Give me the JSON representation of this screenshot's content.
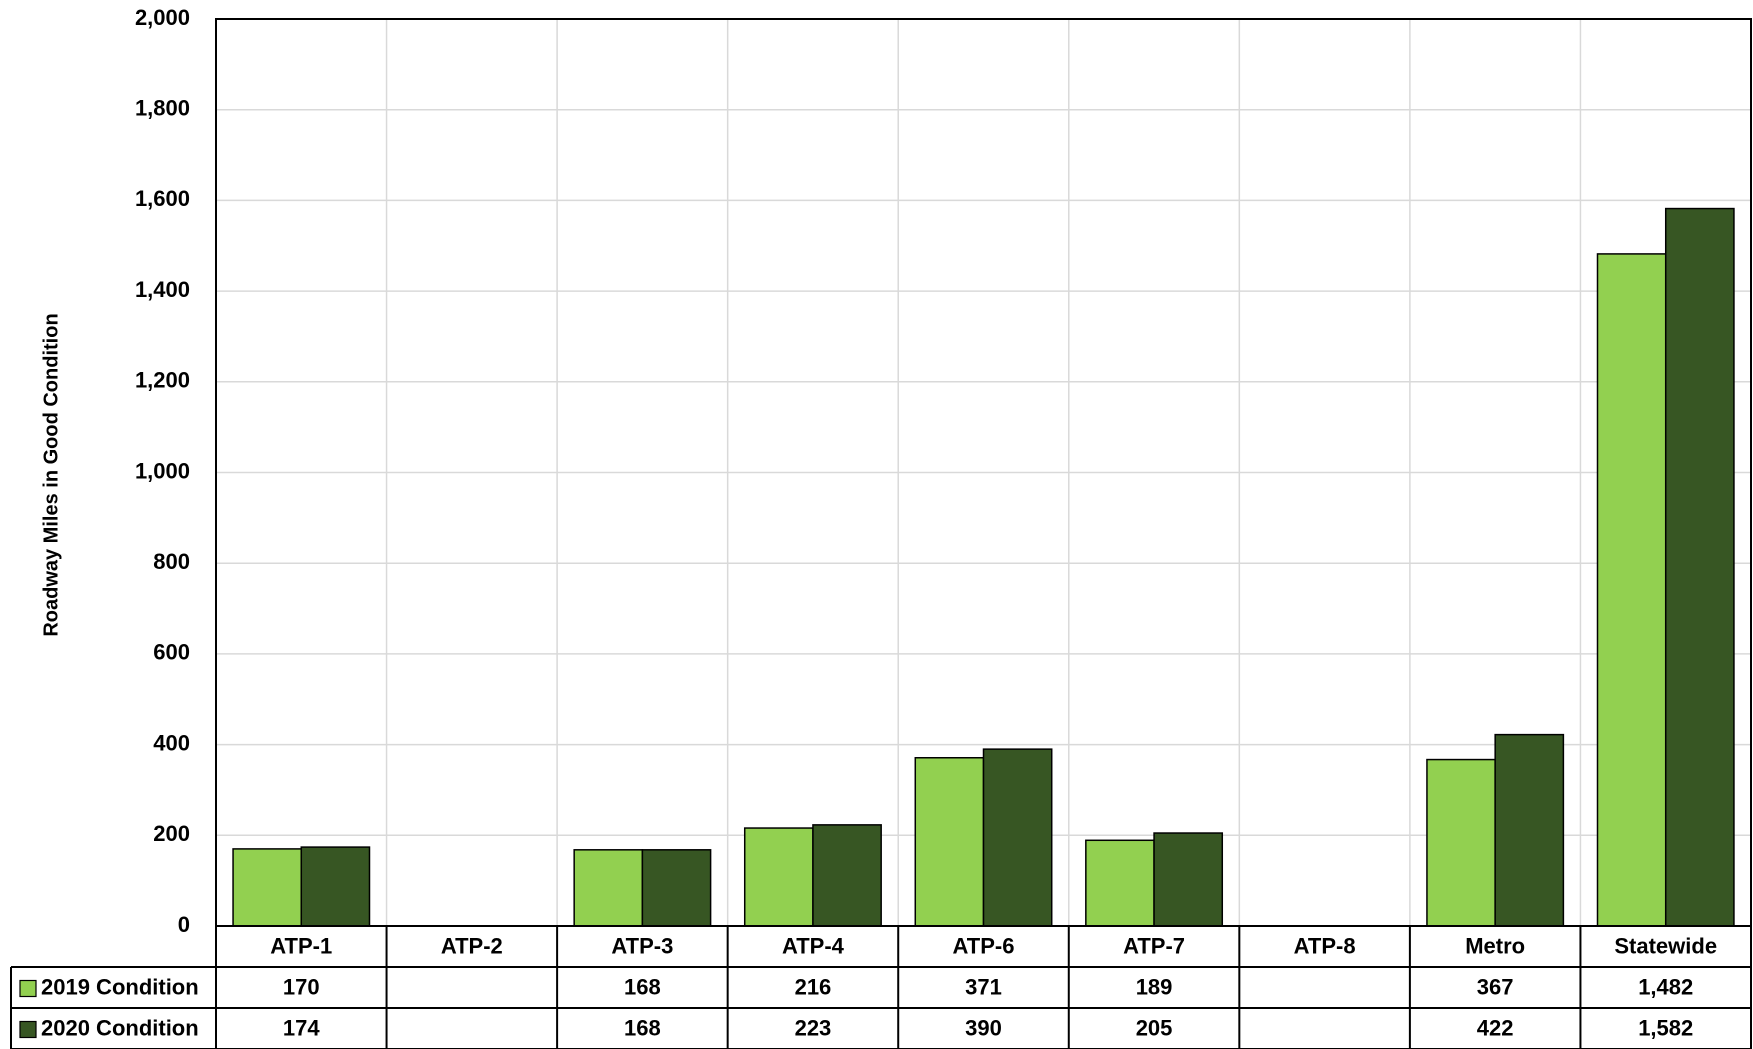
{
  "chart_data": {
    "type": "bar",
    "y_label": "Roadway Miles in Good Condition",
    "categories": [
      "ATP-1",
      "ATP-2",
      "ATP-3",
      "ATP-4",
      "ATP-6",
      "ATP-7",
      "ATP-8",
      "Metro",
      "Statewide"
    ],
    "series": [
      {
        "name": "2019 Condition",
        "color": "#92d050",
        "values": [
          170,
          null,
          168,
          216,
          371,
          189,
          null,
          367,
          1482
        ],
        "value_labels": [
          "170",
          null,
          "168",
          "216",
          "371",
          "189",
          null,
          "367",
          "1,482"
        ]
      },
      {
        "name": "2020 Condition",
        "color": "#375623",
        "values": [
          174,
          null,
          168,
          223,
          390,
          205,
          null,
          422,
          1582
        ],
        "value_labels": [
          "174",
          null,
          "168",
          "223",
          "390",
          "205",
          null,
          "422",
          "1,582"
        ]
      }
    ],
    "ylim": [
      0,
      2000
    ],
    "yticks": [
      0,
      200,
      400,
      600,
      800,
      {
        "value": 1000,
        "label": "1,000"
      },
      {
        "value": 1200,
        "label": "1,200"
      },
      {
        "value": 1400,
        "label": "1,400"
      },
      {
        "value": 1600,
        "label": "1,600"
      },
      {
        "value": 1800,
        "label": "1,800"
      },
      {
        "value": 2000,
        "label": "2,000"
      }
    ],
    "grid": true
  }
}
********************
__WRITTEN PROBLEM__
Transcribe the material exactly, keeping every word and none of the pictures.

__FINISHED ANSWER__
Give me the JSON representation of this screenshot's content.
{
  "chart_data": {
    "type": "bar",
    "y_label": "Roadway Miles in Good Condition",
    "categories": [
      "ATP-1",
      "ATP-2",
      "ATP-3",
      "ATP-4",
      "ATP-6",
      "ATP-7",
      "ATP-8",
      "Metro",
      "Statewide"
    ],
    "series": [
      {
        "name": "2019 Condition",
        "color": "#92d050",
        "values": [
          170,
          null,
          168,
          216,
          371,
          189,
          null,
          367,
          1482
        ],
        "value_labels": [
          "170",
          null,
          "168",
          "216",
          "371",
          "189",
          null,
          "367",
          "1,482"
        ]
      },
      {
        "name": "2020 Condition",
        "color": "#375623",
        "values": [
          174,
          null,
          168,
          223,
          390,
          205,
          null,
          422,
          1582
        ],
        "value_labels": [
          "174",
          null,
          "168",
          "223",
          "390",
          "205",
          null,
          "422",
          "1,582"
        ]
      }
    ],
    "ylim": [
      0,
      2000
    ],
    "yticks": [
      0,
      200,
      400,
      600,
      800,
      {
        "value": 1000,
        "label": "1,000"
      },
      {
        "value": 1200,
        "label": "1,200"
      },
      {
        "value": 1400,
        "label": "1,400"
      },
      {
        "value": 1600,
        "label": "1,600"
      },
      {
        "value": 1800,
        "label": "1,800"
      },
      {
        "value": 2000,
        "label": "2,000"
      }
    ],
    "grid": true
  }
}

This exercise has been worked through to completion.